> [WHAT NEEDS TO BE DONE]
Reproduce the listing word for word from its first line through the line that contains "- x-tick-label: 1980-05: [179, 330, 193, 374]", including both of those lines.

--- Start of EXTRACTED MATERIAL ---

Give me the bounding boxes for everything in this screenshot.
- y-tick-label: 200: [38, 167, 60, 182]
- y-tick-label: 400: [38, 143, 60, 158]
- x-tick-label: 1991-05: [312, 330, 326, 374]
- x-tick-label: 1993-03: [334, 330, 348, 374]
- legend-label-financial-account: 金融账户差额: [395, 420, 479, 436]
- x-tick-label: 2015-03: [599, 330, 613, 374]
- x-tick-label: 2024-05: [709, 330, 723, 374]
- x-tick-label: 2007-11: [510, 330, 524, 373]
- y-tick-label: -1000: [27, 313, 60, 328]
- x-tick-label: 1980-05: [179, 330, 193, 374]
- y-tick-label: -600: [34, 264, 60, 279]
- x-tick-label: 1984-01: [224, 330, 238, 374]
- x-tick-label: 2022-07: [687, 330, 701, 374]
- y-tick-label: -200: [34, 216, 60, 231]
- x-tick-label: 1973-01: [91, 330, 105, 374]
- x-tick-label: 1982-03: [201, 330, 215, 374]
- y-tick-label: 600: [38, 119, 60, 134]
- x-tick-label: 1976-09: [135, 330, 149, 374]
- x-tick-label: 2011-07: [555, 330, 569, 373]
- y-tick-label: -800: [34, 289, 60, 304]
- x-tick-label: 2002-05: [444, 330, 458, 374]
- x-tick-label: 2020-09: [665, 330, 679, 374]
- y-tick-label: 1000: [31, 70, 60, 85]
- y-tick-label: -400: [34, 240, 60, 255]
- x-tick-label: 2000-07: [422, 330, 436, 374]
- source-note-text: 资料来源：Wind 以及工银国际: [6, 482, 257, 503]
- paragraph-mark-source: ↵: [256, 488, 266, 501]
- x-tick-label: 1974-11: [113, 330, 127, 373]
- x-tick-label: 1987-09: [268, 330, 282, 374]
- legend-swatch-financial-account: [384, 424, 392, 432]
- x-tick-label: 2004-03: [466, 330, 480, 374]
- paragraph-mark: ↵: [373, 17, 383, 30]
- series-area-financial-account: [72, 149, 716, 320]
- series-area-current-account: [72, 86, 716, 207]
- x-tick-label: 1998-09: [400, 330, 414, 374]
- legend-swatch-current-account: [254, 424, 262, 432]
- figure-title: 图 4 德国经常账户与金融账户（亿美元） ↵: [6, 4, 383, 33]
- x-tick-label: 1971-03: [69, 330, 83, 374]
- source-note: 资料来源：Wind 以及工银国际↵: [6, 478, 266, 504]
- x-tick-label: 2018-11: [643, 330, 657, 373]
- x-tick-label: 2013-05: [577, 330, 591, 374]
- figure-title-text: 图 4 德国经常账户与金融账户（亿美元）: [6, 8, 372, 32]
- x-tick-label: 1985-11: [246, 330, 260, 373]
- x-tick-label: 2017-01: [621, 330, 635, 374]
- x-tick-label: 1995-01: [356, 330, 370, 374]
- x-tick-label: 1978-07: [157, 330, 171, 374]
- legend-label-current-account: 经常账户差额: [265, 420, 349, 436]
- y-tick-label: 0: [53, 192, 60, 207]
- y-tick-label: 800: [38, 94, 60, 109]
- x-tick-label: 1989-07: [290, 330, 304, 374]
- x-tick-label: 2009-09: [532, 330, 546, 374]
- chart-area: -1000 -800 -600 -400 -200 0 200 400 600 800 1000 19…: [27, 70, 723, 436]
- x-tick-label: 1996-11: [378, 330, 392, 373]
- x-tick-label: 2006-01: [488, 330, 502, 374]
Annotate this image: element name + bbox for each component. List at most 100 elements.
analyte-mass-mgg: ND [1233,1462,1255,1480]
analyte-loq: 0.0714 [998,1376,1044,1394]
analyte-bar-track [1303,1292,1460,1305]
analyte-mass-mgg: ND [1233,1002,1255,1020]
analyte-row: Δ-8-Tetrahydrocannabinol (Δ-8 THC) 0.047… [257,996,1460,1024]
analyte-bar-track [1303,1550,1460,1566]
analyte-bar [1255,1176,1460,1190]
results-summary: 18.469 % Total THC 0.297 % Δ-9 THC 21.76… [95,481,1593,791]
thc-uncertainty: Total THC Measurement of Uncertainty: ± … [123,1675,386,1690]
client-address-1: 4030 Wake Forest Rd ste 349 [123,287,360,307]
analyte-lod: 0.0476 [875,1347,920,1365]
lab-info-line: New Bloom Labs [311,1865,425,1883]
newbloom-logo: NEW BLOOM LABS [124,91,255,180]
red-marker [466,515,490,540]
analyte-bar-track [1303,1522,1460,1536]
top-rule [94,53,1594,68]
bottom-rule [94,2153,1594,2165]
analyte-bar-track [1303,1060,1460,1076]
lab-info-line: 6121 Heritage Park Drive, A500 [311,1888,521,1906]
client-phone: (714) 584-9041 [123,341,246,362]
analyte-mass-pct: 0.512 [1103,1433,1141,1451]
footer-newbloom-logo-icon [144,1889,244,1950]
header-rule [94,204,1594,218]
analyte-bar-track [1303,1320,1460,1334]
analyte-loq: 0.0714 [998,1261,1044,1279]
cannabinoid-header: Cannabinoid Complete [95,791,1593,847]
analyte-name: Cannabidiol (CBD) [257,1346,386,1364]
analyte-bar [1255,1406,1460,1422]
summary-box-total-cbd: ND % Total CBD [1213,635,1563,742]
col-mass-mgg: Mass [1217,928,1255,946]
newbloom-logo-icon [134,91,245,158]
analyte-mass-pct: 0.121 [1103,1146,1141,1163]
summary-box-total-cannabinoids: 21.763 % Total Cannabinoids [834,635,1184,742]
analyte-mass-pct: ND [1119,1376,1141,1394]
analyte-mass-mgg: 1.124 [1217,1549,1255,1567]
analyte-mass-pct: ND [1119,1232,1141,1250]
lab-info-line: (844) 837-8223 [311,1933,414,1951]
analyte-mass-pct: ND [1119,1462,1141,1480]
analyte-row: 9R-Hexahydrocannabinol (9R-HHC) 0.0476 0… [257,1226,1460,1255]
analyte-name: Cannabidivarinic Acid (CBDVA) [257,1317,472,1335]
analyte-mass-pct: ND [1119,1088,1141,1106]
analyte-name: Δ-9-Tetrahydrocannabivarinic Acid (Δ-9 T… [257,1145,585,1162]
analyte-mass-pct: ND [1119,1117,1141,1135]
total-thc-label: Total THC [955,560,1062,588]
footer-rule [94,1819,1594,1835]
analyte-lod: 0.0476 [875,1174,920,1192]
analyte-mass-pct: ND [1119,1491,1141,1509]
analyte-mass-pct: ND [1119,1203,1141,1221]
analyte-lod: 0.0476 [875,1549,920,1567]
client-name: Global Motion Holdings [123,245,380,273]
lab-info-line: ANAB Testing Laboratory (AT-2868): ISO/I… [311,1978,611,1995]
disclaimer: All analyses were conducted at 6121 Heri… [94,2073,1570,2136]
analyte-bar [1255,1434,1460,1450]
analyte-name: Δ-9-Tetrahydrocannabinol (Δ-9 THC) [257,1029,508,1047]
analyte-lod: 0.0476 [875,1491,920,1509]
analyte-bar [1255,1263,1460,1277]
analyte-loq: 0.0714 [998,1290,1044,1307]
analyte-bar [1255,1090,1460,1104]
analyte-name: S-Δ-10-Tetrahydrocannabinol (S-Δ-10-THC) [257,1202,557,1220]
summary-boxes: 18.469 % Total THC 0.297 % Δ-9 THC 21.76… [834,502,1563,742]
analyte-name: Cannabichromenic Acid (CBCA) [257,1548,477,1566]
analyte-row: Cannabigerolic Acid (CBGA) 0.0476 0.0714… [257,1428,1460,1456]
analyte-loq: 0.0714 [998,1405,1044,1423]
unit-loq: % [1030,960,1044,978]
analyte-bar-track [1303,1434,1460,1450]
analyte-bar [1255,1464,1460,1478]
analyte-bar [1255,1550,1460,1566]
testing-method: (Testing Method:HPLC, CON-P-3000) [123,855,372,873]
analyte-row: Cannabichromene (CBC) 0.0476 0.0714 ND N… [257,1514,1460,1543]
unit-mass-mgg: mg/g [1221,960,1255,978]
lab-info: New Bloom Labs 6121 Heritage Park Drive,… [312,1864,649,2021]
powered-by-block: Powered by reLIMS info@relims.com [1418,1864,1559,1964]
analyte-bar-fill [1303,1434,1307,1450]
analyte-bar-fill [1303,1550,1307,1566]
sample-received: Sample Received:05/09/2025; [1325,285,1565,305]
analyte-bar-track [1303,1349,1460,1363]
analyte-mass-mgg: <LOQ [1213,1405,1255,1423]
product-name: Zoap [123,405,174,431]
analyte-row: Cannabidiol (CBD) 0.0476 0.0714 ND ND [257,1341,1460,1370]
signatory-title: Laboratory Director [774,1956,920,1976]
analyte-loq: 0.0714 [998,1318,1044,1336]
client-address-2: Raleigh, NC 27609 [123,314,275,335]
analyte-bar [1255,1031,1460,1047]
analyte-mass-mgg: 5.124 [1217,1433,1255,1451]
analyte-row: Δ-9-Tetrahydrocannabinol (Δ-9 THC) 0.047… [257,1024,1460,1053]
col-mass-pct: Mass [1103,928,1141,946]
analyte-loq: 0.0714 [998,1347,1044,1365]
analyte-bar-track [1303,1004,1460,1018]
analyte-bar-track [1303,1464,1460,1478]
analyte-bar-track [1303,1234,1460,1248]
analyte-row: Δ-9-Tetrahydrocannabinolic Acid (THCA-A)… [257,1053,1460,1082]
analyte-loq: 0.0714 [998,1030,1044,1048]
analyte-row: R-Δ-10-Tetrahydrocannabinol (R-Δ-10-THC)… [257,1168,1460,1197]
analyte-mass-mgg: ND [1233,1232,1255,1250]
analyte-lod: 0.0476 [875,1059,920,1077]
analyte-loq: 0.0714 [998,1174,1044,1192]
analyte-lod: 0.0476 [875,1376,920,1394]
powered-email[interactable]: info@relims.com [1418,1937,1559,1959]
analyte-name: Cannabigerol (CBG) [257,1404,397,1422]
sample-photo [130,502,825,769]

--- End of EXTRACTED MATERIAL ---

> [ANSWER FOR THE TASK]
Give me the bounding boxes for everything in this screenshot.
- y-tick-label: 200: [38, 167, 60, 182]
- y-tick-label: 400: [38, 143, 60, 158]
- x-tick-label: 1991-05: [312, 330, 326, 374]
- x-tick-label: 1993-03: [334, 330, 348, 374]
- legend-label-financial-account: 金融账户差额: [395, 420, 479, 436]
- x-tick-label: 2015-03: [599, 330, 613, 374]
- x-tick-label: 2024-05: [709, 330, 723, 374]
- x-tick-label: 2007-11: [510, 330, 524, 373]
- y-tick-label: -1000: [27, 313, 60, 328]
- x-tick-label: 1980-05: [179, 330, 193, 374]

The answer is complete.